# Exercise description
Tally the lines of the listing that contain the word "xlabel", then give the total and nothing else.

# Extracted data
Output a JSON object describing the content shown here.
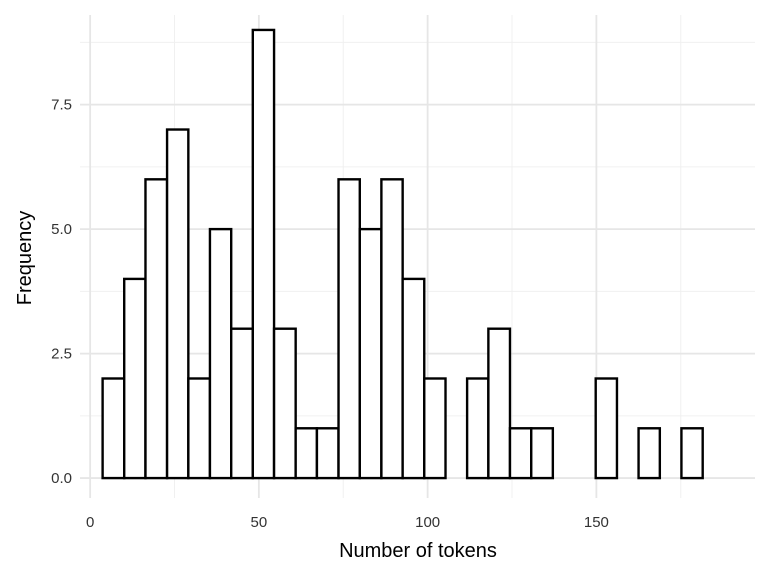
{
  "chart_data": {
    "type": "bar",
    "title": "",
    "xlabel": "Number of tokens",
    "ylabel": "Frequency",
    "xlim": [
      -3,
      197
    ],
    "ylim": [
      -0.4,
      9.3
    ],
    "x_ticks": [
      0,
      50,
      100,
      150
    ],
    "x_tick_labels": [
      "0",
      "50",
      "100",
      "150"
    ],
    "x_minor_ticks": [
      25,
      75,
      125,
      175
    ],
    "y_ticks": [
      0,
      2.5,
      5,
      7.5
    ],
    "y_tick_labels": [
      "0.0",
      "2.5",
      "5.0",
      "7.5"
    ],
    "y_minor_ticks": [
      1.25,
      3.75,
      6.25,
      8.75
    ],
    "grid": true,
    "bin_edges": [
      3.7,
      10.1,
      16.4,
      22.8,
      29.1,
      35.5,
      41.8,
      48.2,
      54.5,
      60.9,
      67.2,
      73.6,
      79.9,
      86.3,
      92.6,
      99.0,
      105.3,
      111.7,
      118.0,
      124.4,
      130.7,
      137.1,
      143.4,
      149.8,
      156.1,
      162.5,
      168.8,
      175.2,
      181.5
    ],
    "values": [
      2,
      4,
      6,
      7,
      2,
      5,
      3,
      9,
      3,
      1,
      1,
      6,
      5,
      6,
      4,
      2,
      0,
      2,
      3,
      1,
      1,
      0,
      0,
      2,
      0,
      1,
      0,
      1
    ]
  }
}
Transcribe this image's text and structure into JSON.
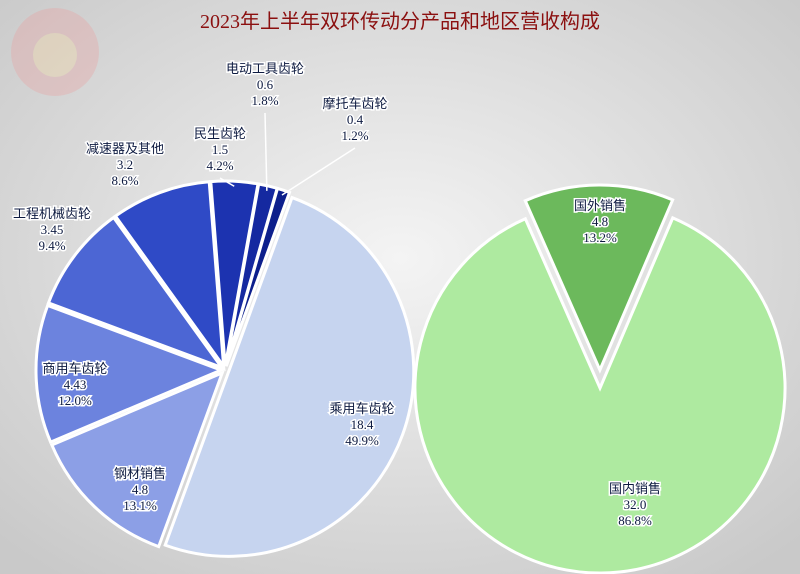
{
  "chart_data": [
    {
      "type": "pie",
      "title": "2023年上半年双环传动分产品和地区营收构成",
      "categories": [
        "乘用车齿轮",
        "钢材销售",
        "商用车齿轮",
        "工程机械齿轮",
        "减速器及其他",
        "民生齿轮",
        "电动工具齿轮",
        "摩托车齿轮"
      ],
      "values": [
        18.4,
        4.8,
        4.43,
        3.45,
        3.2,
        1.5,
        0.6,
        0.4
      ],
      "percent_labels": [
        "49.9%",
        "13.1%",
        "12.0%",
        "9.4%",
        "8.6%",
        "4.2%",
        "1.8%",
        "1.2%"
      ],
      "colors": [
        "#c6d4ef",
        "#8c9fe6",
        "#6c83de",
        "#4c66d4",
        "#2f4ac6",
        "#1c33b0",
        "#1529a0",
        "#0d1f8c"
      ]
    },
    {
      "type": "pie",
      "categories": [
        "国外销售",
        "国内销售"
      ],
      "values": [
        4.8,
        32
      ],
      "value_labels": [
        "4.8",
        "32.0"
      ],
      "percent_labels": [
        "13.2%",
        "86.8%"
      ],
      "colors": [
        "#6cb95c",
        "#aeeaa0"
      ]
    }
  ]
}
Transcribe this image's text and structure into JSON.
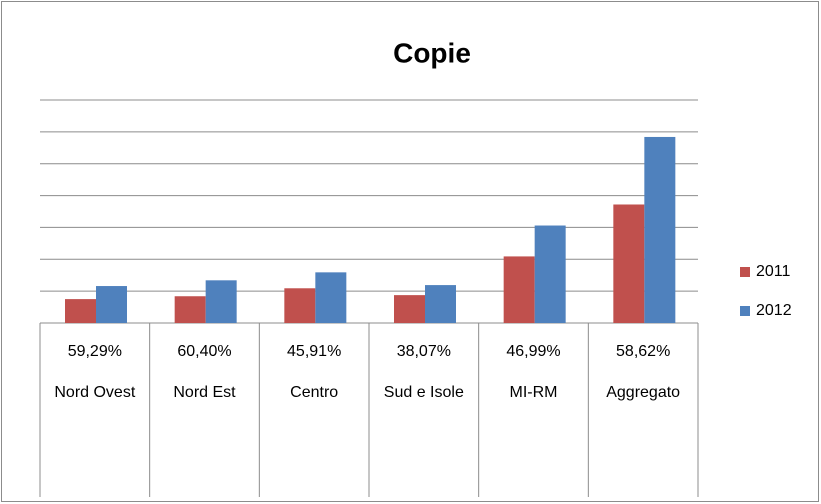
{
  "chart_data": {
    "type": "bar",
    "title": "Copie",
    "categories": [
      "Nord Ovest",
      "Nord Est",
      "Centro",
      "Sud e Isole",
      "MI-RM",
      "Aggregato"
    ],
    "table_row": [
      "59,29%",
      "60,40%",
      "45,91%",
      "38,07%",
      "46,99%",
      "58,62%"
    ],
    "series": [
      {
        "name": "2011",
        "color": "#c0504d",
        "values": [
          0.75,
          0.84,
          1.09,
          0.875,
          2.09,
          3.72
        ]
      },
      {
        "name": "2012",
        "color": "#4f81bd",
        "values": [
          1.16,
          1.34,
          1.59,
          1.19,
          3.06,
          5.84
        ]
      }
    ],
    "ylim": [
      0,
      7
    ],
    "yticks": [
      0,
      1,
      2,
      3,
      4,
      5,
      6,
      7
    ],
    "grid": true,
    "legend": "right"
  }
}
...
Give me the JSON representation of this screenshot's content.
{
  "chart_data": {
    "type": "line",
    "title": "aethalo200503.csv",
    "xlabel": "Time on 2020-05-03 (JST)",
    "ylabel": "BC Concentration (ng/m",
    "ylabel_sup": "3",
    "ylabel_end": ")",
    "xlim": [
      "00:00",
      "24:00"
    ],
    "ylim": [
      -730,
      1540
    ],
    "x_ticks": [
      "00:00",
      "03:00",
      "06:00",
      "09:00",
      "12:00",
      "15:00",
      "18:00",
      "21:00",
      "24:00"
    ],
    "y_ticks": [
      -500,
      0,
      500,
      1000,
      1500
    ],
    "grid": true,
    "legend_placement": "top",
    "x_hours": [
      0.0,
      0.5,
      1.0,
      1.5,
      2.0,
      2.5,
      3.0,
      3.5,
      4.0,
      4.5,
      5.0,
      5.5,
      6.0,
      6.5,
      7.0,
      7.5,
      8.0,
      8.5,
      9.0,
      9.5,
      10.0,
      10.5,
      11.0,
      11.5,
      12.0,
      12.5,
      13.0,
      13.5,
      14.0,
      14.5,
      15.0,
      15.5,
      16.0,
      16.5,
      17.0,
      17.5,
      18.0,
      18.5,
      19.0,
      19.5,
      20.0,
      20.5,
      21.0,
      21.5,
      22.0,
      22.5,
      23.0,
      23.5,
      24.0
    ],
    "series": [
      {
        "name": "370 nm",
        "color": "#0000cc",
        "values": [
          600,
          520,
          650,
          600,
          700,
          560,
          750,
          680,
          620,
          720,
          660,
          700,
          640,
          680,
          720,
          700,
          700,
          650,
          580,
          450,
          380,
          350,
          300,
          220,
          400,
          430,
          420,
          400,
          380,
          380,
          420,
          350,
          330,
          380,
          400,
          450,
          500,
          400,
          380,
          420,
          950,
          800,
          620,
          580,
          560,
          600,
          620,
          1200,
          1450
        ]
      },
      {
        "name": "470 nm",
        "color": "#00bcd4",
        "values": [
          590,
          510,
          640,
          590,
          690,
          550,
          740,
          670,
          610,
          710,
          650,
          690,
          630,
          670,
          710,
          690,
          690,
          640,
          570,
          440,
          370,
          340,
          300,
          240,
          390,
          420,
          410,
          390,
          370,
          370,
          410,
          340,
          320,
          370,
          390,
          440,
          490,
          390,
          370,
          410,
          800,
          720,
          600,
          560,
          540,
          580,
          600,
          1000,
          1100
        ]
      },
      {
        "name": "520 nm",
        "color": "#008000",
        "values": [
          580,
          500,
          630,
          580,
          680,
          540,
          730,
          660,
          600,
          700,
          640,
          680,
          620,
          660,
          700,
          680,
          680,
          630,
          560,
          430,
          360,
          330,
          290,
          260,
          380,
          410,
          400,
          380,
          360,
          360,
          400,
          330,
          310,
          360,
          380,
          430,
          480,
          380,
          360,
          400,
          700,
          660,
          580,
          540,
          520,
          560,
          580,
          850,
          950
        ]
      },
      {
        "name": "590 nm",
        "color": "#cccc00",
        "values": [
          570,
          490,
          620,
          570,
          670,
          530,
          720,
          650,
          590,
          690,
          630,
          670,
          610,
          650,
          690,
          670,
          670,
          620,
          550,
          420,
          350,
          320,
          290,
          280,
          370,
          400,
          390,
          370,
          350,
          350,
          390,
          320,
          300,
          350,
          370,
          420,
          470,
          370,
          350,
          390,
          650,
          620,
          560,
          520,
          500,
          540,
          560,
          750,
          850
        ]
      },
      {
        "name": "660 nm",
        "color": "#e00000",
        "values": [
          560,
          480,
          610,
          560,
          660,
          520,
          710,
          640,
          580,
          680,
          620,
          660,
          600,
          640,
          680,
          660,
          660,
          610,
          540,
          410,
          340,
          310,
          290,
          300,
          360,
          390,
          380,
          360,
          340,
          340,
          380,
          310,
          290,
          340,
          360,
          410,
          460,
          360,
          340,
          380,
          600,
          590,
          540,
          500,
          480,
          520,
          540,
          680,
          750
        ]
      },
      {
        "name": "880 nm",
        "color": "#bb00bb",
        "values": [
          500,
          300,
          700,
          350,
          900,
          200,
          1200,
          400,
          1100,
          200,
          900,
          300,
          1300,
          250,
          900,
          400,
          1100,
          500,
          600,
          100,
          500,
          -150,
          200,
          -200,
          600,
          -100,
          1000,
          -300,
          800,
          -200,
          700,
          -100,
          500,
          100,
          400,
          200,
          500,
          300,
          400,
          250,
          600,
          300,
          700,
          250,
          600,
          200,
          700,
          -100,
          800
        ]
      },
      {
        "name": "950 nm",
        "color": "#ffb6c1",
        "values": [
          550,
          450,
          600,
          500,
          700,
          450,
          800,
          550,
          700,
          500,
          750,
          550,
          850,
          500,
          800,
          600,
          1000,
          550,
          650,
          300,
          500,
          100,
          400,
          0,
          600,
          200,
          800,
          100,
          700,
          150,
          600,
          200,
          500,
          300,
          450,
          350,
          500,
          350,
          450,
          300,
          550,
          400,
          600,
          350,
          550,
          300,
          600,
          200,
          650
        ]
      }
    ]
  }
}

# Answer to the exercise
2